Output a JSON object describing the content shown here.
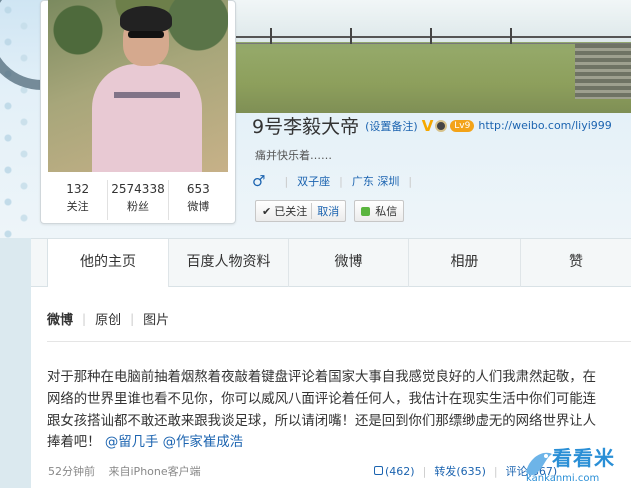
{
  "profile": {
    "name": "9号李毅大帝",
    "remark_link": "(设置备注)",
    "verified_badge": "V",
    "level": "Lv9",
    "url": "http://weibo.com/liyi999",
    "bio": "痛并快乐着……",
    "gender_symbol": "♂",
    "zodiac": "双子座",
    "location": "广东 深圳",
    "stats": [
      {
        "value": "132",
        "label": "关注"
      },
      {
        "value": "2574338",
        "label": "粉丝"
      },
      {
        "value": "653",
        "label": "微博"
      }
    ],
    "follow_button": {
      "check": "✔",
      "label": "已关注",
      "cancel": "取消"
    },
    "message_button": "私信"
  },
  "tabs": [
    "他的主页",
    "百度人物资料",
    "微博",
    "相册",
    "赞"
  ],
  "subtabs": [
    "微博",
    "原创",
    "图片"
  ],
  "post": {
    "text": "对于那种在电脑前抽着烟熬着夜敲着键盘评论着国家大事自我感觉良好的人们我肃然起敬，在网络的世界里谁也看不见你，你可以威风八面评论着任何人，我估计在现实生活中你们可能连跟女孩搭讪都不敢还敢来跟我谈足球，所以请闭嘴！还是回到你们那缥缈虚无的网络世界让人捧着吧！",
    "mention1": "@留几手",
    "mention2": "@作家崔成浩",
    "time": "52分钟前",
    "source": "来自iPhone客户端",
    "likes": "(462)",
    "repost_label": "转发",
    "repost_count": "(635)",
    "comment_label": "评论(667)"
  },
  "watermark": {
    "text": "看看米",
    "url": "kankanmi.com"
  },
  "colors": {
    "link": "#1c64b0",
    "badge": "#f6a800",
    "watermark": "#2a8fd6"
  }
}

++++++++++

▶ _WORK INSTRUCTIONS_:
Every record above should come back exactly, but without its pictures.

▶ _OUTPUT BELOW_:
Output a JSON object describing the content shown here.
{
  "profile": {
    "name": "9号李毅大帝",
    "remark_link": "(设置备注)",
    "verified_badge": "V",
    "level": "Lv9",
    "url": "http://weibo.com/liyi999",
    "bio": "痛并快乐着……",
    "gender_symbol": "♂",
    "zodiac": "双子座",
    "location": "广东 深圳",
    "stats": [
      {
        "value": "132",
        "label": "关注"
      },
      {
        "value": "2574338",
        "label": "粉丝"
      },
      {
        "value": "653",
        "label": "微博"
      }
    ],
    "follow_button": {
      "check": "✔",
      "label": "已关注",
      "cancel": "取消"
    },
    "message_button": "私信"
  },
  "tabs": [
    "他的主页",
    "百度人物资料",
    "微博",
    "相册",
    "赞"
  ],
  "subtabs": [
    "微博",
    "原创",
    "图片"
  ],
  "post": {
    "text": "对于那种在电脑前抽着烟熬着夜敲着键盘评论着国家大事自我感觉良好的人们我肃然起敬，在网络的世界里谁也看不见你，你可以威风八面评论着任何人，我估计在现实生活中你们可能连跟女孩搭讪都不敢还敢来跟我谈足球，所以请闭嘴！还是回到你们那缥缈虚无的网络世界让人捧着吧！",
    "mention1": "@留几手",
    "mention2": "@作家崔成浩",
    "time": "52分钟前",
    "source": "来自iPhone客户端",
    "likes": "(462)",
    "repost_label": "转发",
    "repost_count": "(635)",
    "comment_label": "评论(667)"
  },
  "watermark": {
    "text": "看看米",
    "url": "kankanmi.com"
  },
  "colors": {
    "link": "#1c64b0",
    "badge": "#f6a800",
    "watermark": "#2a8fd6"
  }
}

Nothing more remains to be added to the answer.